** begin **

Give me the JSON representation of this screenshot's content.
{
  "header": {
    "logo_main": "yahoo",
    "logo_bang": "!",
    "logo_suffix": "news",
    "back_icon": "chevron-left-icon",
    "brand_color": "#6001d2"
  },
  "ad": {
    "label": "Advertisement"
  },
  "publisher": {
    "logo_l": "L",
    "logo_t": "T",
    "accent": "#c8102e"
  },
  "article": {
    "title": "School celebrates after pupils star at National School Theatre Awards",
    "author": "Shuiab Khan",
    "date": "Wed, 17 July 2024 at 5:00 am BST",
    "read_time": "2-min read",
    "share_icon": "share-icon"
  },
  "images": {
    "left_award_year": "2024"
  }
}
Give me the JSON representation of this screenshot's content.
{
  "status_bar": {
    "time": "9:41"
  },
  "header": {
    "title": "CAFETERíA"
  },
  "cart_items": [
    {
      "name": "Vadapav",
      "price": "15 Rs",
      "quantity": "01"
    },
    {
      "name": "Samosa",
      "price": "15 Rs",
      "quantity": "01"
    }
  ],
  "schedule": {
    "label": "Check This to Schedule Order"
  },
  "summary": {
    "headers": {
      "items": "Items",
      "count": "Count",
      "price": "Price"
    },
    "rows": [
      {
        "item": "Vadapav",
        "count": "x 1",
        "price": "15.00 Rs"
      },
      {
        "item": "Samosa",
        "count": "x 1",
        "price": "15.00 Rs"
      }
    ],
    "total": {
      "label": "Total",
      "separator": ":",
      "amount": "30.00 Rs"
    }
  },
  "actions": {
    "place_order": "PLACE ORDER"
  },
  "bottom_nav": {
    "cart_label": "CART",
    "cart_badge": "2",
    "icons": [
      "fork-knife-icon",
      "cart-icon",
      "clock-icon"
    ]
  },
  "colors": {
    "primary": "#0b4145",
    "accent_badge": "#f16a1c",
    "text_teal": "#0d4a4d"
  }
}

** end **

Stated goal: Quote each line of the data above exactly as written.

Exercise answer:
Give me the JSON representation of this screenshot's content.
{
  "header": {
    "logo_main": "yahoo",
    "logo_bang": "!",
    "logo_suffix": "news",
    "back_icon": "chevron-left-icon",
    "brand_color": "#6001d2"
  },
  "ad": {
    "label": "Advertisement"
  },
  "publisher": {
    "logo_l": "L",
    "logo_t": "T",
    "accent": "#c8102e"
  },
  "article": {
    "title": "School celebrates after pupils star at National School Theatre Awards",
    "author": "Shuiab Khan",
    "date": "Wed, 17 July 2024 at 5:00 am BST",
    "read_time": "2-min read",
    "share_icon": "share-icon"
  },
  "images": {
    "left_award_year": "2024"
  }
}
Give me the JSON representation of this screenshot's content.
{
  "status_bar": {
    "time": "9:41"
  },
  "header": {
    "title": "CAFETERíA"
  },
  "cart_items": [
    {
      "name": "Vadapav",
      "price": "15 Rs",
      "quantity": "01"
    },
    {
      "name": "Samosa",
      "price": "15 Rs",
      "quantity": "01"
    }
  ],
  "schedule": {
    "label": "Check This to Schedule Order"
  },
  "summary": {
    "headers": {
      "items": "Items",
      "count": "Count",
      "price": "Price"
    },
    "rows": [
      {
        "item": "Vadapav",
        "count": "x 1",
        "price": "15.00 Rs"
      },
      {
        "item": "Samosa",
        "count": "x 1",
        "price": "15.00 Rs"
      }
    ],
    "total": {
      "label": "Total",
      "separator": ":",
      "amount": "30.00 Rs"
    }
  },
  "actions": {
    "place_order": "PLACE ORDER"
  },
  "bottom_nav": {
    "cart_label": "CART",
    "cart_badge": "2",
    "icons": [
      "fork-knife-icon",
      "cart-icon",
      "clock-icon"
    ]
  },
  "colors": {
    "primary": "#0b4145",
    "accent_badge": "#f16a1c",
    "text_teal": "#0d4a4d"
  }
}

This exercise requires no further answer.